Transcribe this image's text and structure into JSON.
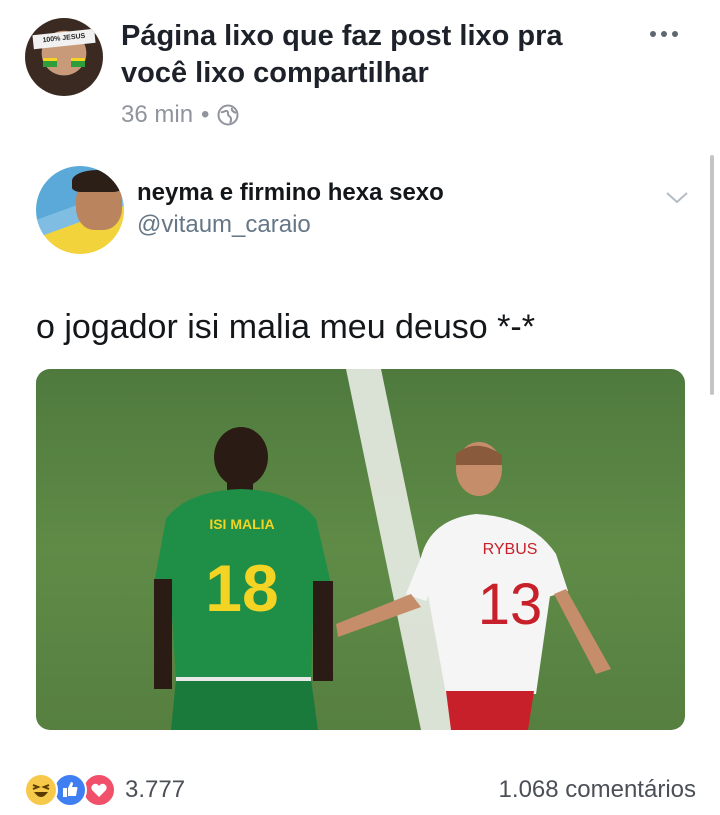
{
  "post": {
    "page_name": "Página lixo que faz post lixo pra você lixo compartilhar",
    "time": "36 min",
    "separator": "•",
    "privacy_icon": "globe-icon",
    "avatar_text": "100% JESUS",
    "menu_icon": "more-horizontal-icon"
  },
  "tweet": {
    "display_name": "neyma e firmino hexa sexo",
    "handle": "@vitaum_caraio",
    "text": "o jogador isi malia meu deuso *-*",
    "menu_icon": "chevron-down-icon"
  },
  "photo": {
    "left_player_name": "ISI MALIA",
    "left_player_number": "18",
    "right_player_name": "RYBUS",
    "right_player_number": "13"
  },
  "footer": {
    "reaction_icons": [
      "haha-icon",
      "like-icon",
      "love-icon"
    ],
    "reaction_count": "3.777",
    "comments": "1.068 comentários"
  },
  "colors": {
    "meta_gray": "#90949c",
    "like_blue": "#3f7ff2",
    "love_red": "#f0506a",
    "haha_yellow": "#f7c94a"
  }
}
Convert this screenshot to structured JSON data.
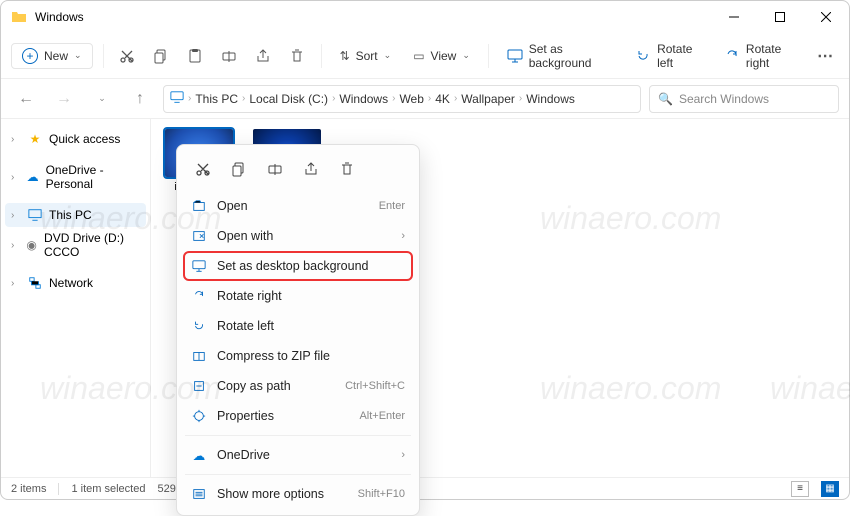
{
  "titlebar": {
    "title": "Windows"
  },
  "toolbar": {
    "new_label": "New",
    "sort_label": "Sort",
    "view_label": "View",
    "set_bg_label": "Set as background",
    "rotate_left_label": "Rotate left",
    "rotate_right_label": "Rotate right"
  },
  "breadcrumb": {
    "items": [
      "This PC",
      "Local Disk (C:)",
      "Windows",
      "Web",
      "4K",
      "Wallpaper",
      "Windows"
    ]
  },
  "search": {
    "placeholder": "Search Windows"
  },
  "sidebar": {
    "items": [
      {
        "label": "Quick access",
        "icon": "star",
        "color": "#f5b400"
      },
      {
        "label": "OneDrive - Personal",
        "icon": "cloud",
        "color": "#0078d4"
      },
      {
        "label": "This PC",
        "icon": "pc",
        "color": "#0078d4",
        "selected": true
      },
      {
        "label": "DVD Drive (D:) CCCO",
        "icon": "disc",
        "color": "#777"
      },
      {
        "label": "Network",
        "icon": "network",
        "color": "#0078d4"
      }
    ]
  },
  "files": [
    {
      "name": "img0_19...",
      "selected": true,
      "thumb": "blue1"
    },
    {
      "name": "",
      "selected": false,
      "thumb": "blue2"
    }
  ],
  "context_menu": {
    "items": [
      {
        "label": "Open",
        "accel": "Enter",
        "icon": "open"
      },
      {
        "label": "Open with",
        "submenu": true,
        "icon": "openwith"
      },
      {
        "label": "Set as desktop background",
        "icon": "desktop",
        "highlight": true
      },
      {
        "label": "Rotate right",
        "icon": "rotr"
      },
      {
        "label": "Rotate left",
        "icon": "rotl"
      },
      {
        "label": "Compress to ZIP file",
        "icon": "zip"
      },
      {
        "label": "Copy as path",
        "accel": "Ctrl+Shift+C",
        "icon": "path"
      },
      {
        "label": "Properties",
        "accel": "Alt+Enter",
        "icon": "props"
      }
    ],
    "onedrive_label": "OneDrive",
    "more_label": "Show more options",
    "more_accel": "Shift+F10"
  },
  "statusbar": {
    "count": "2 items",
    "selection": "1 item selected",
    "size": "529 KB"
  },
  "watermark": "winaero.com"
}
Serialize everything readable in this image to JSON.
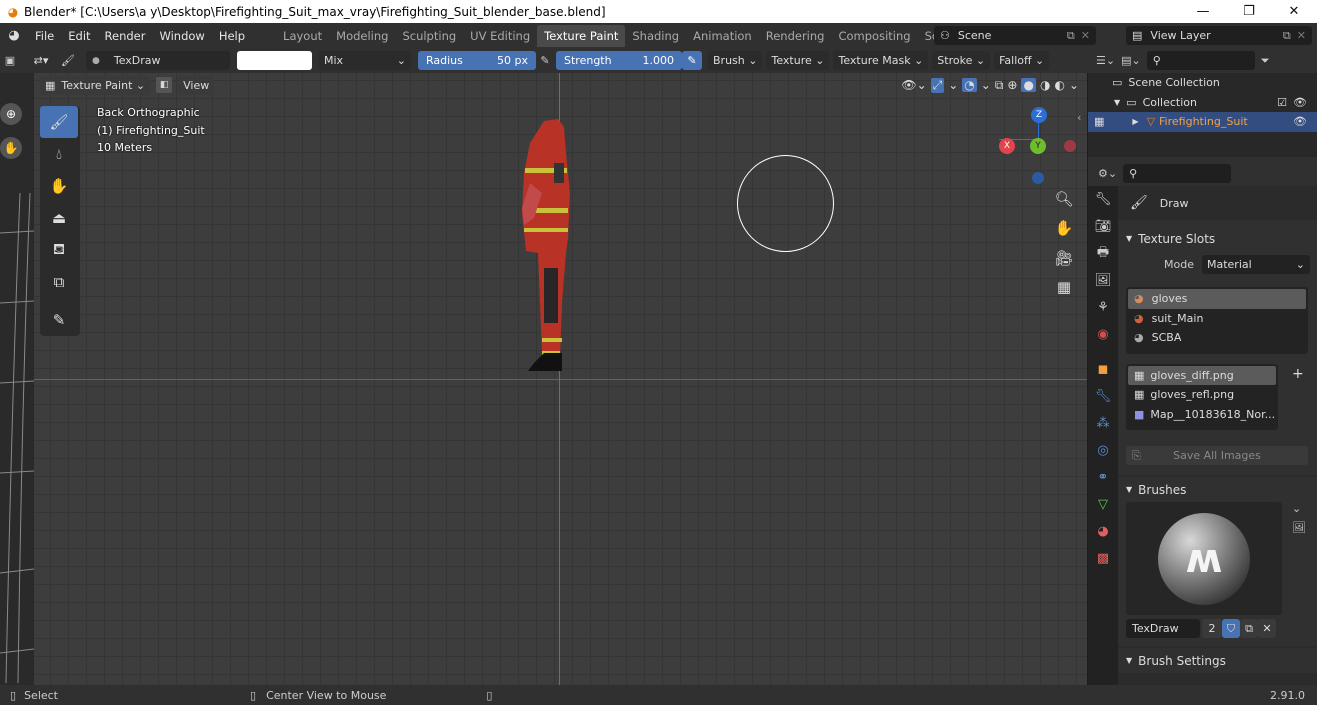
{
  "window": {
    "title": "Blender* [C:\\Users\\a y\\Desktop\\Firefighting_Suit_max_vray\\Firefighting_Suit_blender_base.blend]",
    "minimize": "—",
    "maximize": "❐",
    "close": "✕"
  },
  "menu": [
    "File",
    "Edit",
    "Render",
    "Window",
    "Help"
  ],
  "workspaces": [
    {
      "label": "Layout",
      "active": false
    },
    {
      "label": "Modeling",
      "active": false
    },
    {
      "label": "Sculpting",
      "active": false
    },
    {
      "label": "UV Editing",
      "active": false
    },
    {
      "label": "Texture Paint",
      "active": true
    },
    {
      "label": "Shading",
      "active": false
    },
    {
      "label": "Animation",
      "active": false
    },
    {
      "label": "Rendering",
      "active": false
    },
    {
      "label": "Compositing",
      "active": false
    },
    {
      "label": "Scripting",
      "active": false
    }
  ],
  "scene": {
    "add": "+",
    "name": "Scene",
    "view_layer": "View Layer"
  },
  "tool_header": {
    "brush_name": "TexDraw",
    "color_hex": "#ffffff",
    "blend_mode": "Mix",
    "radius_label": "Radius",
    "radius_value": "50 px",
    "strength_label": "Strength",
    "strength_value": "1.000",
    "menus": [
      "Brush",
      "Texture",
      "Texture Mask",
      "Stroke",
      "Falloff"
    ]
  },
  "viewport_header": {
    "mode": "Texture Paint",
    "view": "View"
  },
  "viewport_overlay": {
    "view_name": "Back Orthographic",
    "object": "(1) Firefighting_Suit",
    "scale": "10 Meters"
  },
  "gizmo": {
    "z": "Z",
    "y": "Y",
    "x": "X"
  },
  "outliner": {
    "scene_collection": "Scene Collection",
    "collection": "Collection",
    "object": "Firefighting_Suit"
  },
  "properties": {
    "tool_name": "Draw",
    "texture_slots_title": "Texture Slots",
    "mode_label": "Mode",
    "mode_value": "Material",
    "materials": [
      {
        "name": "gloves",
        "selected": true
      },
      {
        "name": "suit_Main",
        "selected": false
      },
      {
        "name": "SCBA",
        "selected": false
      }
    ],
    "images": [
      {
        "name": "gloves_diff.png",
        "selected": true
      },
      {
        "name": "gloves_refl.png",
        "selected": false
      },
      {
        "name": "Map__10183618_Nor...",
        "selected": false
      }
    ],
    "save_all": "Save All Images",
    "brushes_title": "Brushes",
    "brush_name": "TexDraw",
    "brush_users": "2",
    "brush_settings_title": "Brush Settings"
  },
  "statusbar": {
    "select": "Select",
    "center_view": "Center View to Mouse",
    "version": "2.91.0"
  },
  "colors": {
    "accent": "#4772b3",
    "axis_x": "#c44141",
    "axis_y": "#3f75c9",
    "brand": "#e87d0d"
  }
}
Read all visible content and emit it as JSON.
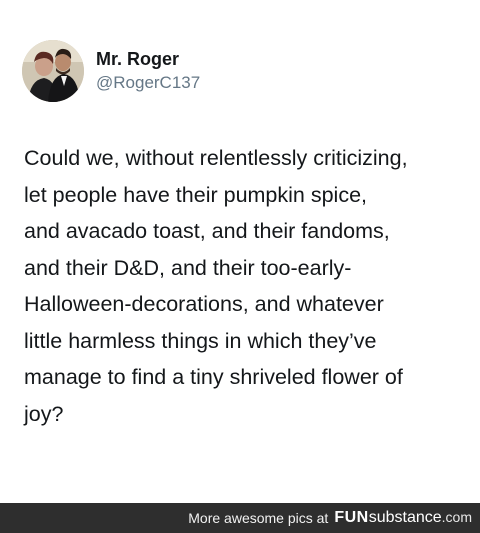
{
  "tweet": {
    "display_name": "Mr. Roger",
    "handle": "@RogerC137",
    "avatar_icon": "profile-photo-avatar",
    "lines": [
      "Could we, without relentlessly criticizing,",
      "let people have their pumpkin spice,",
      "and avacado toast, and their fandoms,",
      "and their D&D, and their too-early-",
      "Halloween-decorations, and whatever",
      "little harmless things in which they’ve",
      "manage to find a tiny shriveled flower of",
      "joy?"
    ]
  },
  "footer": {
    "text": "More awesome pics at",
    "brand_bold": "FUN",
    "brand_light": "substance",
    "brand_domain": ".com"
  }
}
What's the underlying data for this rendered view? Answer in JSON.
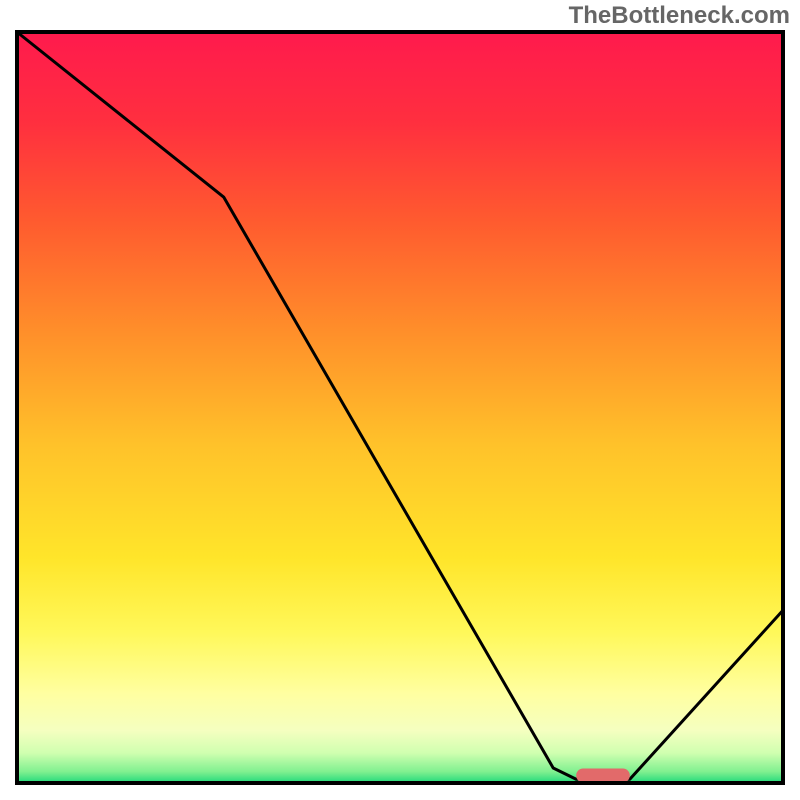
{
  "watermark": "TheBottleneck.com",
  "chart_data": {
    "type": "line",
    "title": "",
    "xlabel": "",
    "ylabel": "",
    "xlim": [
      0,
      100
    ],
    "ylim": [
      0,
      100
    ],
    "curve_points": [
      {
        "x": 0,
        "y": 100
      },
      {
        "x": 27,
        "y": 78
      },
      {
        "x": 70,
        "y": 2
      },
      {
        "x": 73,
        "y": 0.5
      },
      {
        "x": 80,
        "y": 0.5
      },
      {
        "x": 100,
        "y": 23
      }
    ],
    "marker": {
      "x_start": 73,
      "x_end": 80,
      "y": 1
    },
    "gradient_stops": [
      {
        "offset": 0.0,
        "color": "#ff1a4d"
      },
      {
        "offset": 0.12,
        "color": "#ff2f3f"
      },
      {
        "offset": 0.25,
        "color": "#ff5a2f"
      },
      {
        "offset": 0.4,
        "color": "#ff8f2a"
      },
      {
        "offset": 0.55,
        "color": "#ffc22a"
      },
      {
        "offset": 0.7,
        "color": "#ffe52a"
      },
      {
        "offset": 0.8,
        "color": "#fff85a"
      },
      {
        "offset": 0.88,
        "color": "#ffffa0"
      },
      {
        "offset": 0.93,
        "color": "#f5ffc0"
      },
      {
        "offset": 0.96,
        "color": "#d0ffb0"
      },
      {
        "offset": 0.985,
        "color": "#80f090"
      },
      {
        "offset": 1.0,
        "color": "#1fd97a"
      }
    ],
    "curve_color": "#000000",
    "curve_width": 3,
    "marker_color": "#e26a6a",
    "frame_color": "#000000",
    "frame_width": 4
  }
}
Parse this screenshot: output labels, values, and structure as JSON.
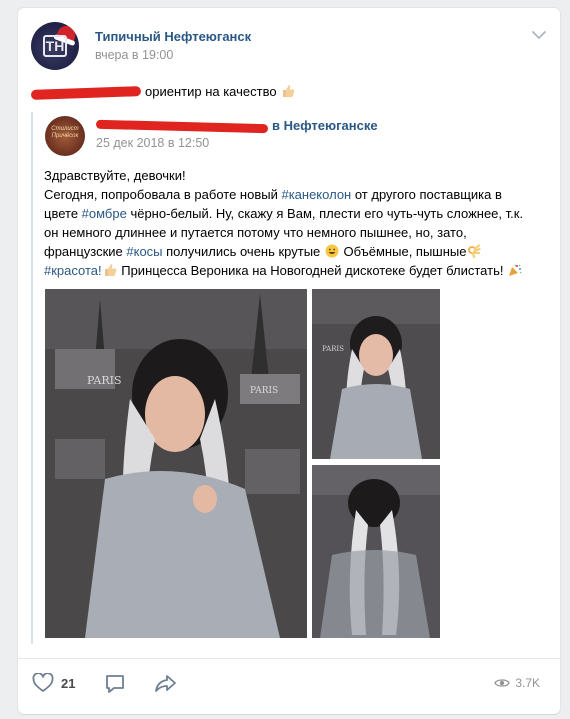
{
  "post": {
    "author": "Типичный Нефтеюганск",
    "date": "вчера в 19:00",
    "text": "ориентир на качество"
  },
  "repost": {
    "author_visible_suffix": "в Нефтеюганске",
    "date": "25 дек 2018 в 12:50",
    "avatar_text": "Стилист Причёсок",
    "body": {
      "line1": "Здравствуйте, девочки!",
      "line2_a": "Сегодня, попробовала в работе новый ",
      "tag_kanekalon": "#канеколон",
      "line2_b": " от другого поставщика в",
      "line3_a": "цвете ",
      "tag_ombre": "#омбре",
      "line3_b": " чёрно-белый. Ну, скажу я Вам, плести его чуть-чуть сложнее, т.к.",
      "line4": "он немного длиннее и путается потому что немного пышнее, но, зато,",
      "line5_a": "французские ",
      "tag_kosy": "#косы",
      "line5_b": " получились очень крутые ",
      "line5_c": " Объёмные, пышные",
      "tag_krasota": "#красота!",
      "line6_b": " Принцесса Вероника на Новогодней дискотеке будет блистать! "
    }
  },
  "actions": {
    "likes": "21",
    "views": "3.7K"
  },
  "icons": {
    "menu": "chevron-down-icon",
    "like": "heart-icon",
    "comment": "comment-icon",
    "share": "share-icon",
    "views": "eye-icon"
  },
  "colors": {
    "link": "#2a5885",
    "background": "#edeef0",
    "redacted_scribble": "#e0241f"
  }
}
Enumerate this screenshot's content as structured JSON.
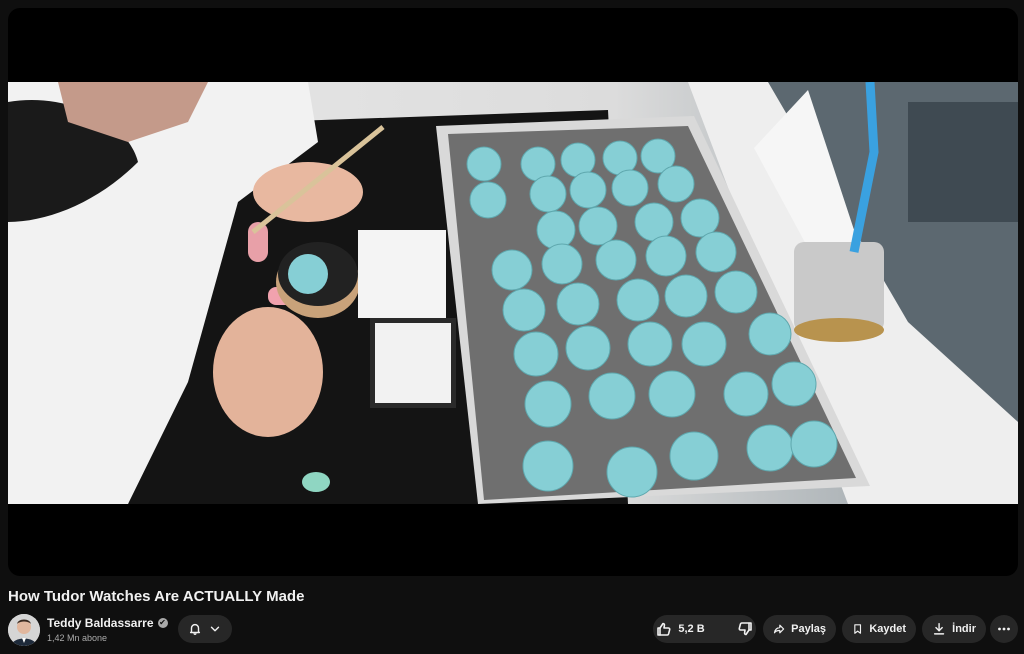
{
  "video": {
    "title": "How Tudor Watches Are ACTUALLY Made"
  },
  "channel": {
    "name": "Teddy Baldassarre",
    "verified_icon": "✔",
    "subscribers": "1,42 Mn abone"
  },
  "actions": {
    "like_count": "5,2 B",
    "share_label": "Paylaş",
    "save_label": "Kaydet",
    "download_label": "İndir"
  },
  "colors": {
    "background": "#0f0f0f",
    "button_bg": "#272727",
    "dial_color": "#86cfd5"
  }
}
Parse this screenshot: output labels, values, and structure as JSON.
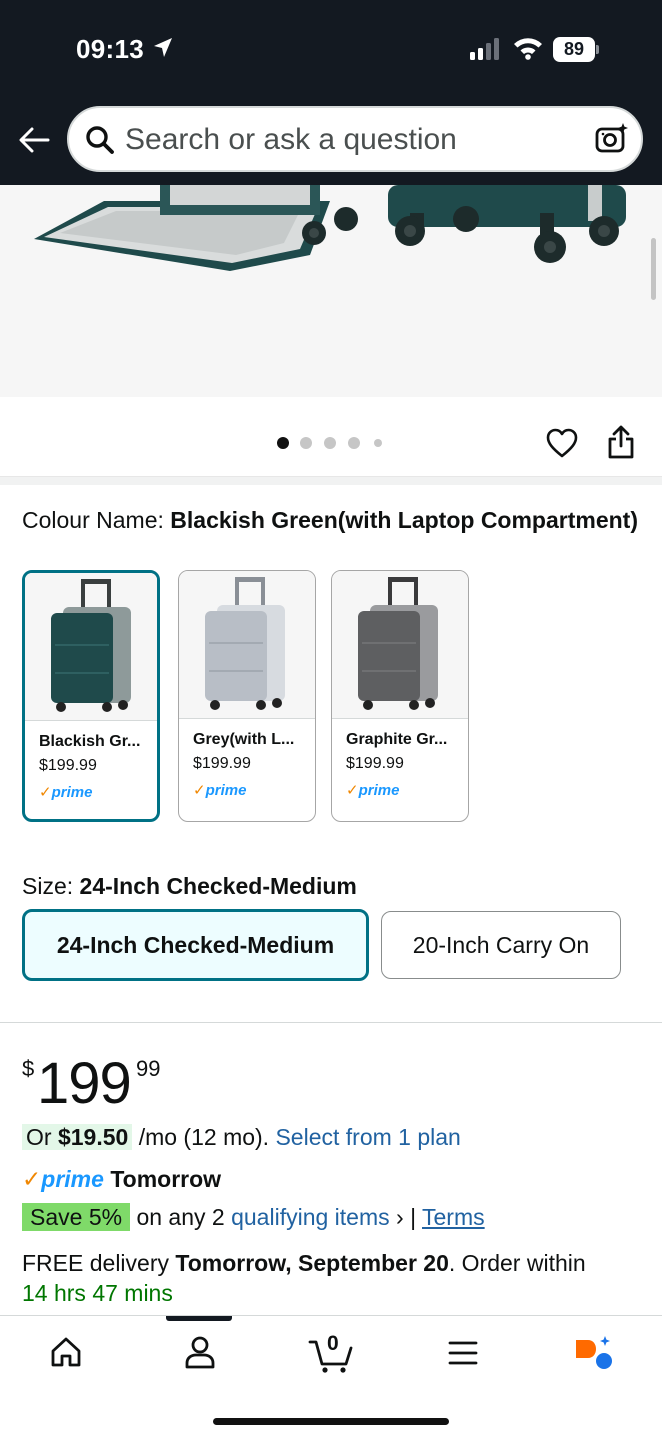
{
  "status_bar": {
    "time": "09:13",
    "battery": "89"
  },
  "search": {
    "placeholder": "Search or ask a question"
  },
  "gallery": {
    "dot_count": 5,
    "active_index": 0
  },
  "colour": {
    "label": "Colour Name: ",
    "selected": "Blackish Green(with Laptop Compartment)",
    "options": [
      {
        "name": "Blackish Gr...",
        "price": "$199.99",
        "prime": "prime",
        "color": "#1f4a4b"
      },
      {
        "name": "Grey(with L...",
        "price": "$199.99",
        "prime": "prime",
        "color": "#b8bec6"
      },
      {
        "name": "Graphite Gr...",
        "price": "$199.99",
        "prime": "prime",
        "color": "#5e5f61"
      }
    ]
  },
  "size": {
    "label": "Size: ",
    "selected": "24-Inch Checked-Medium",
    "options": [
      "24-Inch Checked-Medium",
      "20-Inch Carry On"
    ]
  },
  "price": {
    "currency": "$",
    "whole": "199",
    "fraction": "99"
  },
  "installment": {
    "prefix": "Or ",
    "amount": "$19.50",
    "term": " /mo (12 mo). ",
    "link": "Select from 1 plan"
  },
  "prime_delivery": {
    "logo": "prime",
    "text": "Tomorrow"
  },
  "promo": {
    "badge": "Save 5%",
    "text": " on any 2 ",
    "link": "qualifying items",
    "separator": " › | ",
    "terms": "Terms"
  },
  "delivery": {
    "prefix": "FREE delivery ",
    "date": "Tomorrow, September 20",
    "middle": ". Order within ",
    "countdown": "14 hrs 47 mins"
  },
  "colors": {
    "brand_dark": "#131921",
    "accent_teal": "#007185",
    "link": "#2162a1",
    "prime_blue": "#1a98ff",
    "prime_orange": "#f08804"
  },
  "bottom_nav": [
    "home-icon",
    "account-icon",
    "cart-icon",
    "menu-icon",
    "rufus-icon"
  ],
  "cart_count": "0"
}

GIVEN INSTRUCTION :: Scan the lines for the string "link". Pick out every line that has it.

WORKED SOLUTION ::
    "link": "#2a5885",
    "link": "Select from 1 plan"
    "link": "qualifying items",
    "link": "#2162a1",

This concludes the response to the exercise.